### Task objective
Please copy the lines in the records below, unchanged, from the line containing "- table-row: INM 5" through the line containing "- header-capaian: Capaian".

### Rows from a layout dataset
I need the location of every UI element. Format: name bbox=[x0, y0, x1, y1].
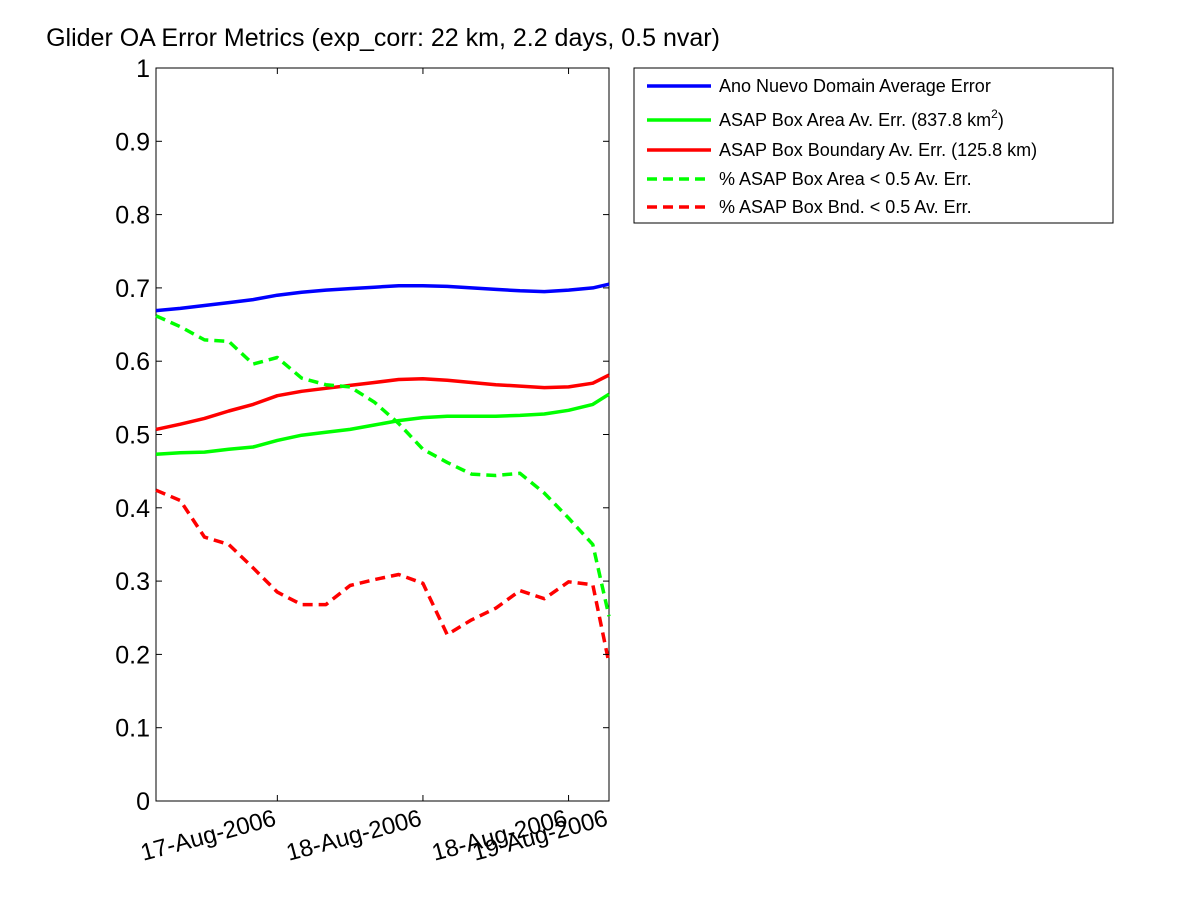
series-line-2 bbox=[155, 392, 610, 457]
legend: Ano Nuevo Domain Average Error ASAP Box A… bbox=[633, 67, 1114, 224]
y-tick-label: 0.9 bbox=[115, 128, 150, 156]
chart-title: Glider OA Error Metrics (exp_corr: 22 km… bbox=[46, 24, 720, 52]
y-tick-label: 0.6 bbox=[115, 348, 150, 376]
y-tick-label: 0.2 bbox=[115, 641, 150, 669]
y-tick-label: 0.3 bbox=[115, 568, 150, 596]
series-line-5 bbox=[155, 488, 611, 664]
y-tick-label: 0.8 bbox=[115, 202, 150, 230]
x-tick-label: 17-Aug-2006 bbox=[138, 805, 279, 867]
x-tick-label: 18-Aug-2006 bbox=[283, 805, 424, 867]
legend-box bbox=[633, 67, 1114, 224]
y-tick-label: 0 bbox=[136, 788, 150, 816]
plot-area bbox=[155, 67, 611, 802]
y-tick-label: 1 bbox=[136, 55, 150, 83]
legend-label-2: ASAP Box Area Av. Err. (837.8 km2) bbox=[719, 107, 1004, 130]
series-line-4 bbox=[155, 314, 611, 617]
y-tick-label: 0.7 bbox=[115, 275, 150, 303]
y-tick-label: 0.5 bbox=[115, 422, 150, 450]
y-axis: 0 0.1 0.2 0.3 0.4 0.5 0.6 0.7 0.8 0.9 1 bbox=[115, 55, 609, 816]
legend-label-4: % ASAP Box Area < 0.5 Av. Err. bbox=[719, 169, 972, 189]
series-line-3 bbox=[155, 373, 610, 432]
series-line-1 bbox=[155, 282, 610, 313]
legend-label-3: ASAP Box Boundary Av. Err. (125.8 km) bbox=[719, 140, 1037, 160]
legend-label-1: Ano Nuevo Domain Average Error bbox=[719, 76, 991, 96]
y-tick-label: 0.4 bbox=[115, 495, 150, 523]
axes-box bbox=[155, 67, 610, 802]
legend-label-5: % ASAP Box Bnd. < 0.5 Av. Err. bbox=[719, 197, 972, 217]
x-axis: 17-Aug-2006 18-Aug-2006 18-Aug-200619-Aug-… bbox=[138, 68, 611, 867]
y-tick-label: 0.1 bbox=[115, 715, 150, 743]
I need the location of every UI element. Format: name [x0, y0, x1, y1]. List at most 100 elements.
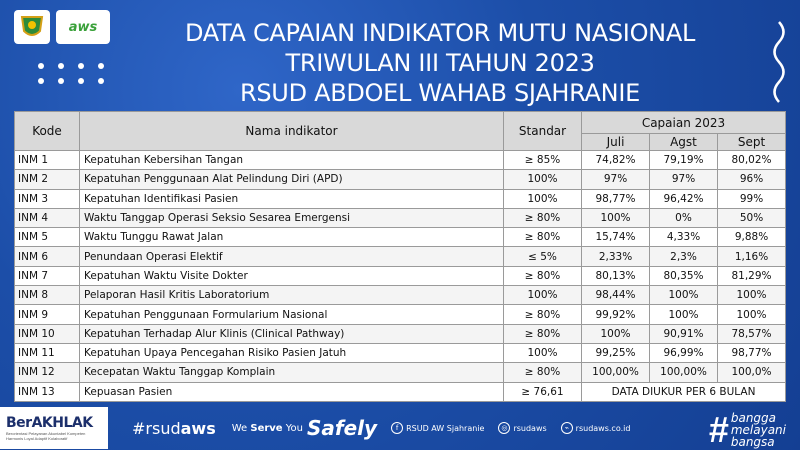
- table-row: INM 5 Waktu Tunggu Rawat Jalan ≥ 80% 15,…: [14, 227, 787, 248]
- table-row: INM 8 Pelaporan Hasil Kritis Laboratoriu…: [14, 285, 787, 306]
- logo-group: aws: [14, 10, 110, 44]
- cell-sept: 78,57%: [716, 323, 787, 344]
- cell-standar: 100%: [503, 188, 582, 209]
- cell-nama: Kepatuhan Penggunaan Alat Pelindung Diri…: [79, 169, 504, 190]
- cell-agst: 4,33%: [649, 227, 718, 248]
- title-line-1: DATA CAPAIAN INDIKATOR MUTU NASIONAL: [184, 19, 696, 47]
- header-capaian: Capaian 2023: [580, 111, 787, 134]
- cell-nama: Penundaan Operasi Elektif: [79, 246, 504, 267]
- cell-agst: 90,91%: [649, 323, 718, 344]
- cell-kode: INM 8: [14, 285, 80, 306]
- cell-standar: ≥ 80%: [503, 227, 582, 248]
- cell-kode: INM 12: [14, 362, 80, 383]
- cell-note: DATA DIUKUR PER 6 BULAN: [580, 381, 787, 402]
- cell-kode: INM 7: [14, 265, 80, 287]
- berakhlak-brand: BerAKHLAK: [6, 415, 93, 431]
- cell-juli: 99,92%: [581, 304, 650, 325]
- table-row: INM 7 Kepatuhan Waktu Visite Dokter ≥ 80…: [14, 265, 787, 287]
- cell-agst: 80,35%: [649, 265, 718, 287]
- melayani-word: melayani: [730, 423, 786, 437]
- table-row: INM 4 Waktu Tanggap Operasi Seksio Sesar…: [14, 207, 787, 229]
- cell-kode: INM 13: [14, 381, 80, 402]
- cell-kode: INM 9: [14, 304, 80, 325]
- table-row: INM 10 Kepatuhan Terhadap Alur Klinis (C…: [14, 323, 787, 344]
- header-agst: Agst: [649, 133, 718, 151]
- cell-nama: Kecepatan Waktu Tanggap Komplain: [79, 362, 504, 383]
- cell-agst: 100,00%: [649, 362, 718, 383]
- cell-agst: 96,42%: [649, 188, 718, 209]
- cell-kode: INM 2: [14, 169, 80, 190]
- cell-sept: 98,77%: [716, 342, 787, 364]
- header-standar: Standar: [503, 111, 582, 151]
- hashtag-rsudaws: #rsudaws: [132, 418, 216, 438]
- instagram-handle: ◎ rsudaws: [498, 422, 547, 434]
- globe-icon: ⌁: [560, 422, 573, 434]
- cell-standar: 100%: [503, 342, 582, 364]
- decorative-wave-icon: [773, 21, 785, 103]
- cell-standar: 100%: [503, 285, 582, 306]
- cell-juli: 100,00%: [581, 362, 650, 383]
- safely-wordmark: Safely: [307, 416, 378, 440]
- cell-standar: ≥ 80%: [503, 207, 582, 229]
- cell-juli: 74,82%: [581, 149, 650, 171]
- cell-juli: 15,74%: [581, 227, 650, 248]
- table-row: INM 9 Kepatuhan Penggunaan Formularium N…: [14, 304, 787, 325]
- cell-nama: Kepatuhan Waktu Visite Dokter: [79, 265, 504, 287]
- page-title: DATA CAPAIAN INDIKATOR MUTU NASIONAL TRI…: [0, 18, 800, 108]
- header-nama: Nama indikator: [79, 111, 504, 151]
- facebook-icon: f: [391, 422, 404, 434]
- header-sept: Sept: [716, 133, 787, 151]
- cell-juli: 98,77%: [581, 188, 650, 209]
- cell-standar: ≥ 80%: [503, 323, 582, 344]
- table-row: INM 12 Kecepatan Waktu Tanggap Komplain …: [14, 362, 787, 383]
- cell-standar: ≥ 80%: [503, 304, 582, 325]
- cell-kode: INM 5: [14, 227, 80, 248]
- cell-nama: Kepatuhan Penggunaan Formularium Nasiona…: [79, 304, 504, 325]
- cell-standar: 100%: [503, 169, 582, 190]
- cell-agst: 0%: [649, 207, 718, 229]
- cell-juli: 100%: [581, 323, 650, 344]
- decorative-dots: [38, 63, 104, 84]
- province-emblem-logo: [14, 10, 50, 44]
- berakhlak-tagline: Berorientasi Pelayanan Akuntabel Kompete…: [6, 431, 86, 441]
- title-line-2: TRIWULAN III TAHUN 2023: [285, 49, 595, 77]
- title-line-3: RSUD ABDOEL WAHAB SJAHRANIE: [240, 79, 640, 107]
- cell-kode: INM 1: [14, 149, 80, 171]
- instagram-icon: ◎: [498, 422, 511, 434]
- cell-nama: Waktu Tunggu Rawat Jalan: [79, 227, 504, 248]
- cell-sept: 100%: [716, 304, 787, 325]
- table-row: INM 1 Kepatuhan Kebersihan Tangan ≥ 85% …: [14, 149, 787, 171]
- cell-kode: INM 4: [14, 207, 80, 229]
- cell-sept: 80,02%: [716, 149, 787, 171]
- cell-juli: 99,25%: [581, 342, 650, 364]
- table-row: INM 13 Kepuasan Pasien ≥ 76,61 DATA DIUK…: [14, 381, 787, 402]
- header-kode: Kode: [14, 111, 80, 151]
- cell-nama: Waktu Tanggap Operasi Seksio Sesarea Eme…: [79, 207, 504, 229]
- table-row: INM 3 Kepatuhan Identifikasi Pasien 100%…: [14, 188, 787, 209]
- cell-standar: ≥ 80%: [503, 362, 582, 383]
- cell-sept: 100%: [716, 285, 787, 306]
- cell-sept: 96%: [716, 169, 787, 190]
- cell-standar: ≥ 76,61: [503, 381, 582, 402]
- cell-sept: 1,16%: [716, 246, 787, 267]
- serve-tagline: We Serve You: [231, 422, 304, 434]
- cell-kode: INM 6: [14, 246, 80, 267]
- website-link: ⌁ rsudaws.co.id: [560, 422, 630, 434]
- cell-sept: 99%: [716, 188, 787, 209]
- cell-kode: INM 11: [14, 342, 80, 364]
- cell-nama: Kepatuhan Kebersihan Tangan: [79, 149, 504, 171]
- cell-sept: 81,29%: [716, 265, 787, 287]
- cell-nama: Kepatuhan Identifikasi Pasien: [79, 188, 504, 209]
- aws-logo: aws: [56, 10, 110, 44]
- cell-sept: 9,88%: [716, 227, 787, 248]
- cell-nama: Kepatuhan Terhadap Alur Klinis (Clinical…: [79, 323, 504, 344]
- cell-juli: 100%: [581, 207, 650, 229]
- header-juli: Juli: [581, 133, 650, 151]
- bangga-melayani-bangsa-logo: # bangga melayani bangsa: [708, 409, 786, 450]
- cell-kode: INM 10: [14, 323, 80, 344]
- cell-agst: 2,3%: [649, 246, 718, 267]
- cell-juli: 97%: [581, 169, 650, 190]
- hash-icon: #: [708, 409, 729, 450]
- cell-juli: 98,44%: [581, 285, 650, 306]
- berakhlak-logo: BerAKHLAK Berorientasi Pelayanan Akuntab…: [0, 407, 108, 449]
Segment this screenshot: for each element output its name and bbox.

### Correct output
- table-row: INM 5 Waktu Tunggu Rawat Jalan ≥ 80% 15,…: [14, 227, 787, 248]
- table-row: INM 8 Pelaporan Hasil Kritis Laboratoriu…: [14, 285, 787, 306]
- logo-group: aws: [14, 10, 110, 44]
- cell-sept: 78,57%: [716, 323, 787, 344]
- cell-standar: 100%: [503, 188, 582, 209]
- cell-nama: Kepatuhan Penggunaan Alat Pelindung Diri…: [79, 169, 504, 190]
- cell-agst: 4,33%: [649, 227, 718, 248]
- title-line-1: DATA CAPAIAN INDIKATOR MUTU NASIONAL: [184, 19, 696, 47]
- header-capaian: Capaian 2023: [580, 111, 787, 134]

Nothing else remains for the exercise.